== Text block ==
-*-

All eyes and ears were on the BOC statement, and it appears that most Loonie traders were disappointed by the central bank’s cautious tone.
On the flip side, the dollar locked in some gains on relatively good data and a bit more risk aversion.
- U.S. ADP non-farm employment change up by 190K vs. 189K forecast
- Canadian labor productivity down 0.6% vs. projected 0.4% dip
- U.S. labor costs revised down from 0.5% to -0.2% for Q3
- BOC kept rates on hold at 1.00% as expected
- BOC: Will ‘continue to be cautious’ on future moves
- BOC: Global outlook subject to considerable uncertainty
- U.S. EIA reported draw of 5.6M barrels vs. 3.2M consensus
More Brexit-related updates
Following a string of Brexit headlines earlier in the day, The Telegraph released a report citing that European Commission President Juncker feared a collapse of PM May’s government could happen soon.
Note that Juncker has already extended the deadline for May to settle the debate on the Irish border, an issue that has kept Brexit negotiations deadlocked for weeks already. On the home front, MPs are also warning that May could get booted if they don’t start trade talks immediately.
On a less downbeat note, Irish leader Varadkar stressed the importance of having no hard border in Northern Ireland, backing PM May on her stance and adding that she is acting in good faith.
BOC interest rate statement
As expected, BOC policymakers sat on their hands and kept rates unchanged at 1.00%. However, the latest statement was considered less hawkish than expected.
For one, Governor Poloz reiterated that they will “continue to be cautious” on rate moves and will look at incoming data for guidance. Officials noted that the global outlook is subject to considerable uncertainty, particularly when it comes to trade policies *cough* NAFTA *cough* and geopolitical risks.

-*-

== Given data ==
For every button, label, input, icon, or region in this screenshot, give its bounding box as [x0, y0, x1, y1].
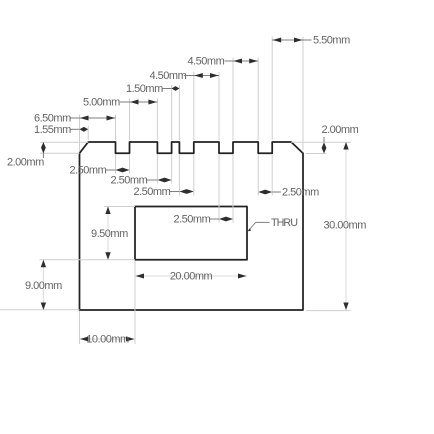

-*-

== Exercise requirements ==
1. In the forex market update, transcribe the part that opens with the words "All eyes and" and closes with "could happen soon.".
2. Go on with the forex market update about the BOC rate decision and Brexit news, picking up after its final sentence.

== Replies ==
1.
All eyes and ears were on the BOC statement, and it appears that most Loonie traders were disappointed by the central bank’s cautious tone.
On the flip side, the dollar locked in some gains on relatively good data and a bit more risk aversion.
- U.S. ADP non-farm employment change up by 190K vs. 189K forecast
- Canadian labor productivity down 0.6% vs. projected 0.4% dip
- U.S. labor costs revised down from 0.5% to -0.2% for Q3
- BOC kept rates on hold at 1.00% as expected
- BOC: Will ‘continue to be cautious’ on future moves
- BOC: Global outlook subject to considerable uncertainty
- U.S. EIA reported draw of 5.6M barrels vs. 3.2M consensus
More Brexit-related updates
Following a string of Brexit headlines earlier in the day, The Telegraph released a report citing that European Commission President Juncker feared a collapse of PM May’s government could happen soon.

2.
Although their current assessment of the Canadian economy was mostly positive as they highlighted stronger than expected Q3 growth and strong hiring data, policymakers also warned that some indicators reflected labor market slack and that growth could moderate.
But what probably drew more Loonie bears in was the slight shift in wording in the final paragraph, which previously indicated:
Based on this outlook and the risks and uncertainties identified in today’s MPR, Governing Council judges that the current stance of monetary policy is appropriate. While less monetary policy stimulus will likely be required over time, Governing Council will be cautious in making future adjustments to the policy rate.
And now shows (emphasis mine):
Based on the outlook for inflation and the evolution of the risks and uncertainties identified in October’s MPR, Governing Council judges that the current stance of monetary policy remains appropriate. While higher interest rates will likely be required over time, Governing Council will continue to be cautious, guided by incoming data in assessing the economy’s sensitivity to interest rates…
Mixed U.S. economic data
Uncle Sam’s numbers turned out mixed, with a few greens and reds here and there. The ADP non-farm employment change came in a bit better than expected at 190K versus the 189K consensus but still lower than the previous 235K gain.
Meanwhile, the revised labor costs for Q3 suffered a downgrade from the previously reported 0.5% increase to a 0.2% decline, reflecting weaker wage pressures. Non-farm productivity for the same period, on the other hand, was maintained at 3.0%.
Wall Street ended mostly in the red for the day, even as the tech sector recovered from losses earlier in the week.
- Dow 30 index is down 39.73 points to 24,140.91 (-0.16%)
- S&P 500 index is down 0.30 points to 2,629.27 (-0.01%
- Nasdaq is up 14.16 points to 6,776.38 (+0.21%)
U.S. bond yields are mostly in the red as well.
- 30-year yield is up to 2.730% (+0.44%)
- 10-year yield is down to 2.340% (-0.67%)
- 5-year yield is down to 2.126% (-1.15%)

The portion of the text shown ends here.